• _Data entries_
###
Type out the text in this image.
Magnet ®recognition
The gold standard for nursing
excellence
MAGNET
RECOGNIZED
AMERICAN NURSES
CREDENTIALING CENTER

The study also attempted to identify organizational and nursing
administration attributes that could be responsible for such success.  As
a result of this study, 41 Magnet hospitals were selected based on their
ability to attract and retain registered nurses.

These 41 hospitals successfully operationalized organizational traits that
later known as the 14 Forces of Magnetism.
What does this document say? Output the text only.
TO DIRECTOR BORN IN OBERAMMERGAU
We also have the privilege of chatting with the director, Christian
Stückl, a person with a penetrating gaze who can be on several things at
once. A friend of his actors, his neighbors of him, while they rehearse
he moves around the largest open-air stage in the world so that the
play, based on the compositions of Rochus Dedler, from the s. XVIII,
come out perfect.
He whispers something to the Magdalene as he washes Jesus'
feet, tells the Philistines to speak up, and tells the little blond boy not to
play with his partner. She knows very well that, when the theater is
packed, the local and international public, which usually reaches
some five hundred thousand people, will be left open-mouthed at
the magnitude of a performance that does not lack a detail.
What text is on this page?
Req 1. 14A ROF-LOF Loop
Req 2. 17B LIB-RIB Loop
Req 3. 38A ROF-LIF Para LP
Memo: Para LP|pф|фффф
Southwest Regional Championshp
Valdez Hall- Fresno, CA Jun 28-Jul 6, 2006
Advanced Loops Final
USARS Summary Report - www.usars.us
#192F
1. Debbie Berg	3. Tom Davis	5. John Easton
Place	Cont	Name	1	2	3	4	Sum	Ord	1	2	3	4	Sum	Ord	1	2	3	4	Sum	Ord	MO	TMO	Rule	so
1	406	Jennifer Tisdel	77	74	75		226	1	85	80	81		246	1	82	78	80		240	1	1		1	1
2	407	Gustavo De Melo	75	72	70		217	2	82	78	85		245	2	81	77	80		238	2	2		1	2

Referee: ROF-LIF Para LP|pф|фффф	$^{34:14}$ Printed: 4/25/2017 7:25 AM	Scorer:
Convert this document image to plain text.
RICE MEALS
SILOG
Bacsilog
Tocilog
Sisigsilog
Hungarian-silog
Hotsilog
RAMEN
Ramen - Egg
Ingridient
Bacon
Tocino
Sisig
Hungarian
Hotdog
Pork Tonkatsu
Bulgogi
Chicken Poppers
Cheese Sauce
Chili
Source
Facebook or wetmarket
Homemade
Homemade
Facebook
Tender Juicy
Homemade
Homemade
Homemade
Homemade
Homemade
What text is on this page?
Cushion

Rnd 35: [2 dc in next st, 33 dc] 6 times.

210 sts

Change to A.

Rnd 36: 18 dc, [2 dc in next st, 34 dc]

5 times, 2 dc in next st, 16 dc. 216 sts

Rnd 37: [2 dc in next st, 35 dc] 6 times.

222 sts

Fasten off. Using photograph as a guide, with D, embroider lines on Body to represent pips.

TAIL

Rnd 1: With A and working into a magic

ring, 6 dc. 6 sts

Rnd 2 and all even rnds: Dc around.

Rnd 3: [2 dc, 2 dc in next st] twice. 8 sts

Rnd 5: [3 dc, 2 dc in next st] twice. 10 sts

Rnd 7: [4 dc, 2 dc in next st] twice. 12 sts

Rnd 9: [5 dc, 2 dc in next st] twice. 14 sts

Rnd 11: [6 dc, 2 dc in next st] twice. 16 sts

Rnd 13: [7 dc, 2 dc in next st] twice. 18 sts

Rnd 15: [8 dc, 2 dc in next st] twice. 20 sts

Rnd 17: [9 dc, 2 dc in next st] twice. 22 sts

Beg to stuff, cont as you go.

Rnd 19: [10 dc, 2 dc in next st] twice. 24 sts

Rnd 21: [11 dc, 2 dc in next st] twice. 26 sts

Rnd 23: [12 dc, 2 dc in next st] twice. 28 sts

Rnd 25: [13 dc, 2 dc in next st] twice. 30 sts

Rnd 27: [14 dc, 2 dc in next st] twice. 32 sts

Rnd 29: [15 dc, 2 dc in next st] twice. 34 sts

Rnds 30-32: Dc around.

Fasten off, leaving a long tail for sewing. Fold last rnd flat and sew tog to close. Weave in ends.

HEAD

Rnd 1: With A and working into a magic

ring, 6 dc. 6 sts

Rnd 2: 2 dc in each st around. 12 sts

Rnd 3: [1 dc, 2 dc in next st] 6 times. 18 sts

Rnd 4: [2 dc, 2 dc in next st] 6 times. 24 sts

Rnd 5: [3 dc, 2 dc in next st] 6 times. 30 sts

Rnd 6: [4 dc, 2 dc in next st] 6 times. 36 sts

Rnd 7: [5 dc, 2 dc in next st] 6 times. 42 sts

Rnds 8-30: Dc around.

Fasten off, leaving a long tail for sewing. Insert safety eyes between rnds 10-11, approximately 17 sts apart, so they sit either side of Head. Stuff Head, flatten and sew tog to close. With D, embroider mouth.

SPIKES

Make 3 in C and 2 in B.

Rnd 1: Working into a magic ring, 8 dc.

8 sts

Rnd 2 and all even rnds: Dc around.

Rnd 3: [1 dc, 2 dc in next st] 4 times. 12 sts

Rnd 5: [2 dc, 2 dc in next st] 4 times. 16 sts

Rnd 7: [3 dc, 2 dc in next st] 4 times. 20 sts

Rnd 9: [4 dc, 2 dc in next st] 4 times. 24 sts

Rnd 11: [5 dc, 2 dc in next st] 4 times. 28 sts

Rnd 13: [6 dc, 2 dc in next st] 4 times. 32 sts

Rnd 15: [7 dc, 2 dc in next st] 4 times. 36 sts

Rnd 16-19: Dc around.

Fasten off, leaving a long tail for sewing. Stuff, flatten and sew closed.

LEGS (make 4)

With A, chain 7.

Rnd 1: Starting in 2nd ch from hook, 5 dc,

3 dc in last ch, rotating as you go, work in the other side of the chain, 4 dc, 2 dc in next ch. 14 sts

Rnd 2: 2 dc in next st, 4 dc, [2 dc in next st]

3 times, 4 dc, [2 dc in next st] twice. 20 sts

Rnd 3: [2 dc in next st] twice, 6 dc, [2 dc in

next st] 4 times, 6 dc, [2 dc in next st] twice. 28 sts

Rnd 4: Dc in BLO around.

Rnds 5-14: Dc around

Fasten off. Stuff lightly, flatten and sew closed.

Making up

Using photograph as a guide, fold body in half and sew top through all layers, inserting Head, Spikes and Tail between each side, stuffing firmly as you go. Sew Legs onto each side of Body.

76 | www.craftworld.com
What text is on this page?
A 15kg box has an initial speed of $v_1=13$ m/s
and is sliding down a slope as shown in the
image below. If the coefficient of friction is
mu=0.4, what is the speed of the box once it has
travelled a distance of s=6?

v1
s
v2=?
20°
###
• _Stated goal_
Restate all of the entries above precisely.

• _Expected output_
Type out the text in this image.
Magnet ®recognition
The gold standard for nursing
excellence
MAGNET
RECOGNIZED
AMERICAN NURSES
CREDENTIALING CENTER

The study also attempted to identify organizational and nursing
administration attributes that could be responsible for such success.  As
a result of this study, 41 Magnet hospitals were selected based on their
ability to attract and retain registered nurses.

These 41 hospitals successfully operationalized organizational traits that
later known as the 14 Forces of Magnetism.
What does this document say? Output the text only.
TO DIRECTOR BORN IN OBERAMMERGAU
We also have the privilege of chatting with the director, Christian
Stückl, a person with a penetrating gaze who can be on several things at
once. A friend of his actors, his neighbors of him, while they rehearse
he moves around the largest open-air stage in the world so that the
play, based on the compositions of Rochus Dedler, from the s. XVIII,
come out perfect.
He whispers something to the Magdalene as he washes Jesus'
feet, tells the Philistines to speak up, and tells the little blond boy not to
play with his partner. She knows very well that, when the theater is
packed, the local and international public, which usually reaches
some five hundred thousand people, will be left open-mouthed at
the magnitude of a performance that does not lack a detail.
What text is on this page?
Req 1. 14A ROF-LOF Loop
Req 2. 17B LIB-RIB Loop
Req 3. 38A ROF-LIF Para LP
Memo: Para LP|pф|фффф
Southwest Regional Championshp
Valdez Hall- Fresno, CA Jun 28-Jul 6, 2006
Advanced Loops Final
USARS Summary Report - www.usars.us
#192F
1. Debbie Berg	3. Tom Davis	5. John Easton
Place	Cont	Name	1	2	3	4	Sum	Ord	1	2	3	4	Sum	Ord	1	2	3	4	Sum	Ord	MO	TMO	Rule	so
1	406	Jennifer Tisdel	77	74	75		226	1	85	80	81		246	1	82	78	80		240	1	1		1	1
2	407	Gustavo De Melo	75	72	70		217	2	82	78	85		245	2	81	77	80		238	2	2		1	2

Referee: ROF-LIF Para LP|pф|фффф	$^{34:14}$ Printed: 4/25/2017 7:25 AM	Scorer:
Convert this document image to plain text.
RICE MEALS
SILOG
Bacsilog
Tocilog
Sisigsilog
Hungarian-silog
Hotsilog
RAMEN
Ramen - Egg
Ingridient
Bacon
Tocino
Sisig
Hungarian
Hotdog
Pork Tonkatsu
Bulgogi
Chicken Poppers
Cheese Sauce
Chili
Source
Facebook or wetmarket
Homemade
Homemade
Facebook
Tender Juicy
Homemade
Homemade
Homemade
Homemade
Homemade
What text is on this page?
Cushion

Rnd 35: [2 dc in next st, 33 dc] 6 times.

210 sts

Change to A.

Rnd 36: 18 dc, [2 dc in next st, 34 dc]

5 times, 2 dc in next st, 16 dc. 216 sts

Rnd 37: [2 dc in next st, 35 dc] 6 times.

222 sts

Fasten off. Using photograph as a guide, with D, embroider lines on Body to represent pips.

TAIL

Rnd 1: With A and working into a magic

ring, 6 dc. 6 sts

Rnd 2 and all even rnds: Dc around.

Rnd 3: [2 dc, 2 dc in next st] twice. 8 sts

Rnd 5: [3 dc, 2 dc in next st] twice. 10 sts

Rnd 7: [4 dc, 2 dc in next st] twice. 12 sts

Rnd 9: [5 dc, 2 dc in next st] twice. 14 sts

Rnd 11: [6 dc, 2 dc in next st] twice. 16 sts

Rnd 13: [7 dc, 2 dc in next st] twice. 18 sts

Rnd 15: [8 dc, 2 dc in next st] twice. 20 sts

Rnd 17: [9 dc, 2 dc in next st] twice. 22 sts

Beg to stuff, cont as you go.

Rnd 19: [10 dc, 2 dc in next st] twice. 24 sts

Rnd 21: [11 dc, 2 dc in next st] twice. 26 sts

Rnd 23: [12 dc, 2 dc in next st] twice. 28 sts

Rnd 25: [13 dc, 2 dc in next st] twice. 30 sts

Rnd 27: [14 dc, 2 dc in next st] twice. 32 sts

Rnd 29: [15 dc, 2 dc in next st] twice. 34 sts

Rnds 30-32: Dc around.

Fasten off, leaving a long tail for sewing. Fold last rnd flat and sew tog to close. Weave in ends.

HEAD

Rnd 1: With A and working into a magic

ring, 6 dc. 6 sts

Rnd 2: 2 dc in each st around. 12 sts

Rnd 3: [1 dc, 2 dc in next st] 6 times. 18 sts

Rnd 4: [2 dc, 2 dc in next st] 6 times. 24 sts

Rnd 5: [3 dc, 2 dc in next st] 6 times. 30 sts

Rnd 6: [4 dc, 2 dc in next st] 6 times. 36 sts

Rnd 7: [5 dc, 2 dc in next st] 6 times. 42 sts

Rnds 8-30: Dc around.

Fasten off, leaving a long tail for sewing. Insert safety eyes between rnds 10-11, approximately 17 sts apart, so they sit either side of Head. Stuff Head, flatten and sew tog to close. With D, embroider mouth.

SPIKES

Make 3 in C and 2 in B.

Rnd 1: Working into a magic ring, 8 dc.

8 sts

Rnd 2 and all even rnds: Dc around.

Rnd 3: [1 dc, 2 dc in next st] 4 times. 12 sts

Rnd 5: [2 dc, 2 dc in next st] 4 times. 16 sts

Rnd 7: [3 dc, 2 dc in next st] 4 times. 20 sts

Rnd 9: [4 dc, 2 dc in next st] 4 times. 24 sts

Rnd 11: [5 dc, 2 dc in next st] 4 times. 28 sts

Rnd 13: [6 dc, 2 dc in next st] 4 times. 32 sts

Rnd 15: [7 dc, 2 dc in next st] 4 times. 36 sts

Rnd 16-19: Dc around.

Fasten off, leaving a long tail for sewing. Stuff, flatten and sew closed.

LEGS (make 4)

With A, chain 7.

Rnd 1: Starting in 2nd ch from hook, 5 dc,

3 dc in last ch, rotating as you go, work in the other side of the chain, 4 dc, 2 dc in next ch. 14 sts

Rnd 2: 2 dc in next st, 4 dc, [2 dc in next st]

3 times, 4 dc, [2 dc in next st] twice. 20 sts

Rnd 3: [2 dc in next st] twice, 6 dc, [2 dc in

next st] 4 times, 6 dc, [2 dc in next st] twice. 28 sts

Rnd 4: Dc in BLO around.

Rnds 5-14: Dc around

Fasten off. Stuff lightly, flatten and sew closed.

Making up

Using photograph as a guide, fold body in half and sew top through all layers, inserting Head, Spikes and Tail between each side, stuffing firmly as you go. Sew Legs onto each side of Body.

76 | www.craftworld.com
What text is on this page?
A 15kg box has an initial speed of $v_1=13$ m/s
and is sliding down a slope as shown in the
image below. If the coefficient of friction is
mu=0.4, what is the speed of the box once it has
travelled a distance of s=6?

v1
s
v2=?
20°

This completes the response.